#### To be done
Restate the entries below word for word, omitting nothing.

** Start Data for processing **

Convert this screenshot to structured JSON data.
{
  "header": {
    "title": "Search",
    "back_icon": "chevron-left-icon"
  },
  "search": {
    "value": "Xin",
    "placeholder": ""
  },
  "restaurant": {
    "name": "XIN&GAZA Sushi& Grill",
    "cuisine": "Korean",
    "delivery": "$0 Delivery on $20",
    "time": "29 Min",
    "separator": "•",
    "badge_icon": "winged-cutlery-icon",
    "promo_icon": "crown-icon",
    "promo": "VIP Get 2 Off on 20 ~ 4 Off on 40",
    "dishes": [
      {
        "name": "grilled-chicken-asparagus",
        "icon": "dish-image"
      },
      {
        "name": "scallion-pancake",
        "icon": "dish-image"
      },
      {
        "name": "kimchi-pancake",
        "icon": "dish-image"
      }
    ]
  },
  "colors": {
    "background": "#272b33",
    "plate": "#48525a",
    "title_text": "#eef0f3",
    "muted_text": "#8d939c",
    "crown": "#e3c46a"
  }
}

** End Data for processing **

#### Full answer
Convert this screenshot to structured JSON data.
{
  "header": {
    "title": "Search",
    "back_icon": "chevron-left-icon"
  },
  "search": {
    "value": "Xin",
    "placeholder": ""
  },
  "restaurant": {
    "name": "XIN&GAZA Sushi& Grill",
    "cuisine": "Korean",
    "delivery": "$0 Delivery on $20",
    "time": "29 Min",
    "separator": "•",
    "badge_icon": "winged-cutlery-icon",
    "promo_icon": "crown-icon",
    "promo": "VIP Get 2 Off on 20 ~ 4 Off on 40",
    "dishes": [
      {
        "name": "grilled-chicken-asparagus",
        "icon": "dish-image"
      },
      {
        "name": "scallion-pancake",
        "icon": "dish-image"
      },
      {
        "name": "kimchi-pancake",
        "icon": "dish-image"
      }
    ]
  },
  "colors": {
    "background": "#272b33",
    "plate": "#48525a",
    "title_text": "#eef0f3",
    "muted_text": "#8d939c",
    "crown": "#e3c46a"
  }
}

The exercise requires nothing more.